## Start Supplied data

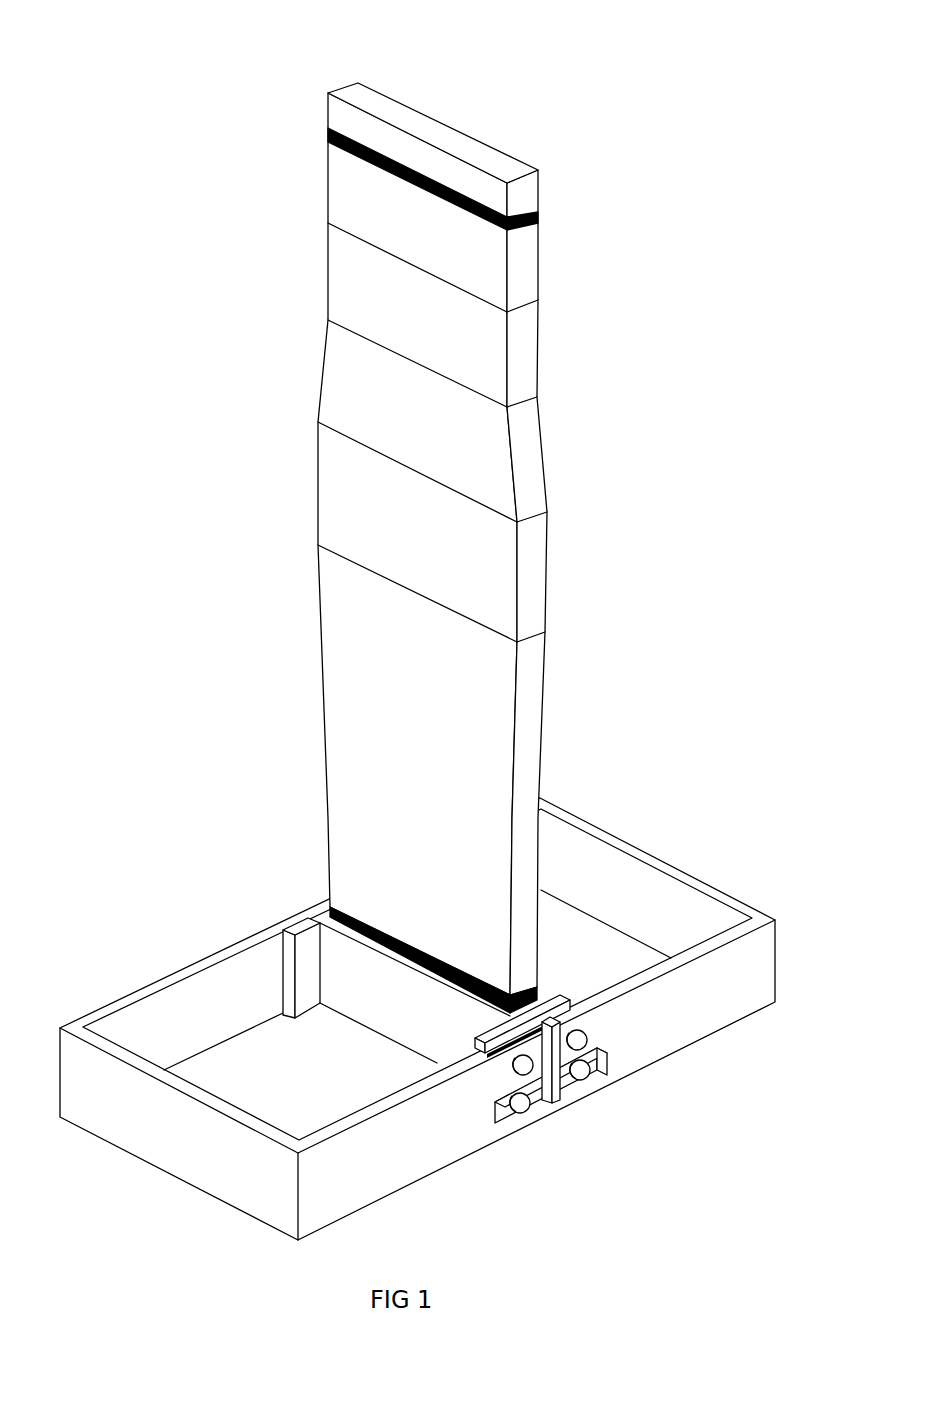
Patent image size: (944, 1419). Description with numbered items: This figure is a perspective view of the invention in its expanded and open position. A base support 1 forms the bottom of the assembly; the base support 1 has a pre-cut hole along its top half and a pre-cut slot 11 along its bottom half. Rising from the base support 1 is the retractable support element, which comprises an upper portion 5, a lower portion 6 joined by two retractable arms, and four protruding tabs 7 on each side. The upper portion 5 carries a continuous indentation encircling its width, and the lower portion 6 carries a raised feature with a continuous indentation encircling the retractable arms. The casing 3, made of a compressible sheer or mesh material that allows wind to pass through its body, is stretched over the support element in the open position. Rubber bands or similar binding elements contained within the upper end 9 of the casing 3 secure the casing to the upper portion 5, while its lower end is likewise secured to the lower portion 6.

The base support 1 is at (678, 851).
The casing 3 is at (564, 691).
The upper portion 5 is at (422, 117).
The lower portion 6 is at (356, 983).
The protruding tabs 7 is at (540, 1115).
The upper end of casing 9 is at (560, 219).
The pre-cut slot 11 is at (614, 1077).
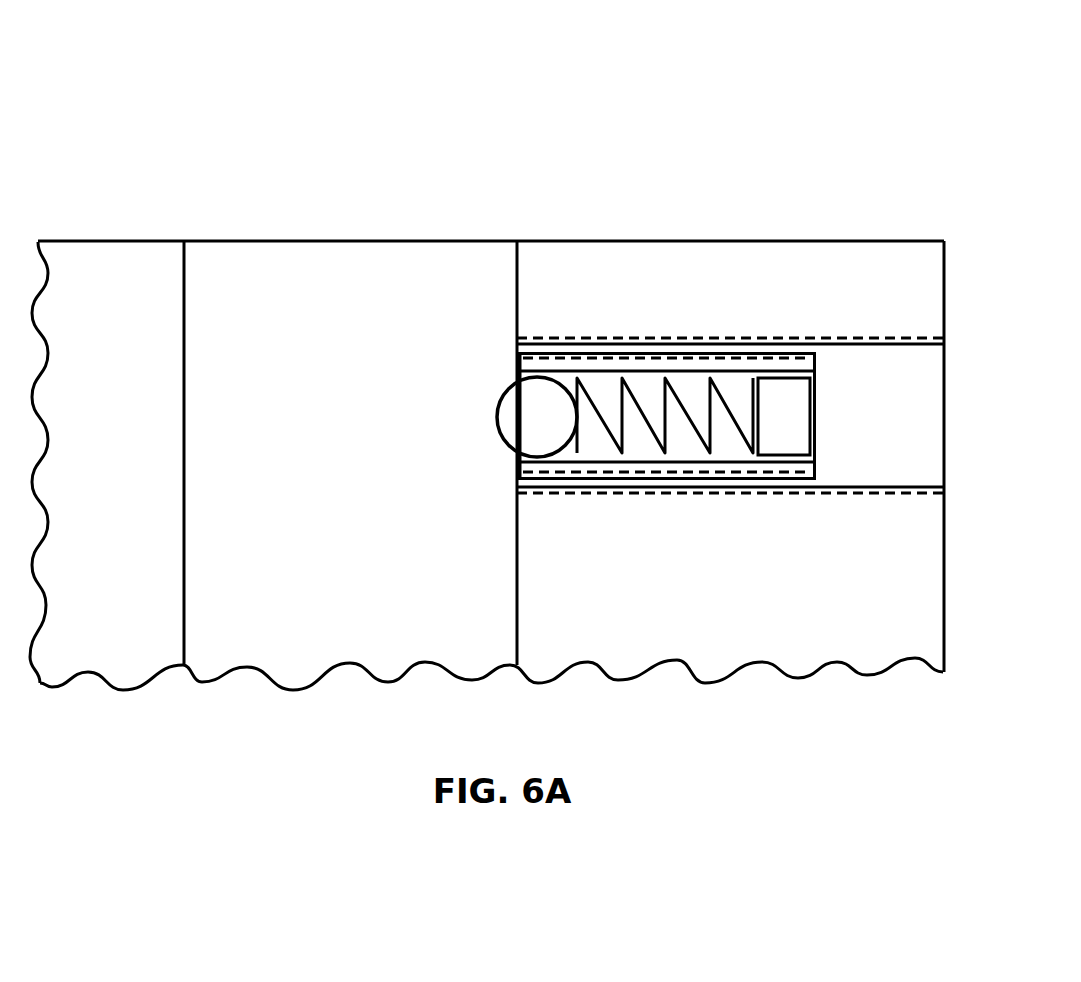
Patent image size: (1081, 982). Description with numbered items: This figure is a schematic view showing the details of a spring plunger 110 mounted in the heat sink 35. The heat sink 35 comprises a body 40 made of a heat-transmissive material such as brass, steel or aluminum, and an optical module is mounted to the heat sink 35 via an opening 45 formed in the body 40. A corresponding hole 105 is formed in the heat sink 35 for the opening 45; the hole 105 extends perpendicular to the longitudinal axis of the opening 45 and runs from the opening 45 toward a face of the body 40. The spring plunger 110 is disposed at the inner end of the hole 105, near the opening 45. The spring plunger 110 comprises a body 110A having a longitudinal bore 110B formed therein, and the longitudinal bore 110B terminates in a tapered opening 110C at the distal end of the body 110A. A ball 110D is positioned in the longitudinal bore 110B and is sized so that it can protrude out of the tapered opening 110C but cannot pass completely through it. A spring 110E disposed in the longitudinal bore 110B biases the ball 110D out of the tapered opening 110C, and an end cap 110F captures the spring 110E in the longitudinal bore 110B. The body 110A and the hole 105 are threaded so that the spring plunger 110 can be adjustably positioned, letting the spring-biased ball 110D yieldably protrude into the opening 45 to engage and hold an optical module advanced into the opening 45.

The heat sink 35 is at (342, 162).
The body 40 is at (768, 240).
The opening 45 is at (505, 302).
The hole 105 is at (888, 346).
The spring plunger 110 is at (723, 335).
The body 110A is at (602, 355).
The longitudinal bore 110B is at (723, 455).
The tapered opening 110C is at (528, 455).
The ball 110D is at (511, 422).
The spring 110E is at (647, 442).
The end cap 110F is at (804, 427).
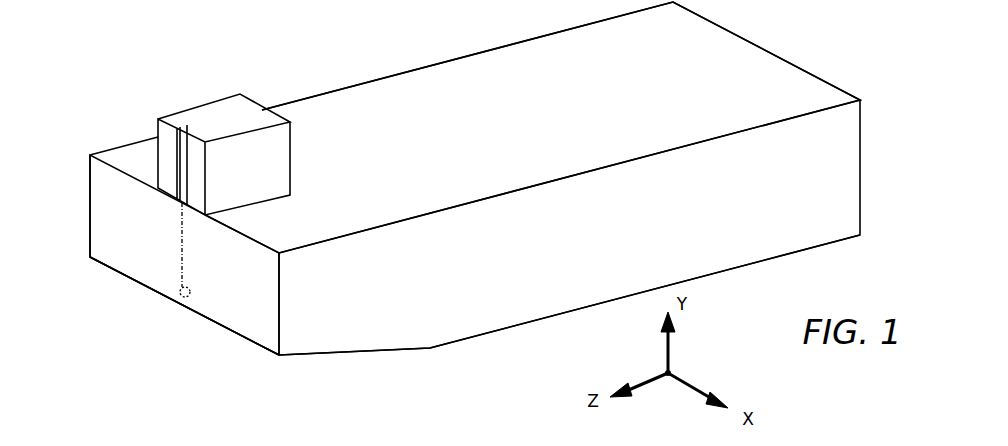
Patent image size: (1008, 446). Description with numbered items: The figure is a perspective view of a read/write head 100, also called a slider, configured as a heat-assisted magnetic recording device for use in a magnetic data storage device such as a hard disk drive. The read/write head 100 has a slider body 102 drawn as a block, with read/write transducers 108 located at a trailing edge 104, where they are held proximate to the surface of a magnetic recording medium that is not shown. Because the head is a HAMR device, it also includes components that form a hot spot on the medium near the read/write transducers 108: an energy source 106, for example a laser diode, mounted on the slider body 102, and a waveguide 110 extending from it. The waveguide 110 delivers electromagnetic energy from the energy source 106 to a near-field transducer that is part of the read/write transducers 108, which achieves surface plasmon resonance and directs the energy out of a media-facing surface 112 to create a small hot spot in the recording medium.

## End Supplied data

The exercise — Which lines in the records above contain the string "portion"? Gather each of those lines and copy it out in full.

Full output —
Patent image size: (944, 1419). Description with numbered items: This figure is a perspective view of the invention in its expanded and open position. A base support 1 forms the bottom of the assembly; the base support 1 has a pre-cut hole along its top half and a pre-cut slot 11 along its bottom half. Rising from the base support 1 is the retractable support element, which comprises an upper portion 5, a lower portion 6 joined by two retractable arms, and four protruding tabs 7 on each side. The upper portion 5 carries a continuous indentation encircling its width, and the lower portion 6 carries a raised feature with a continuous indentation encircling the retractable arms. The casing 3, made of a compressible sheer or mesh material that allows wind to pass through its body, is stretched over the support element in the open position. Rubber bands or similar binding elements contained within the upper end 9 of the casing 3 secure the casing to the upper portion 5, while its lower end is likewise secured to the lower portion 6.
The upper portion 5 is at (422, 117).
The lower portion 6 is at (356, 983).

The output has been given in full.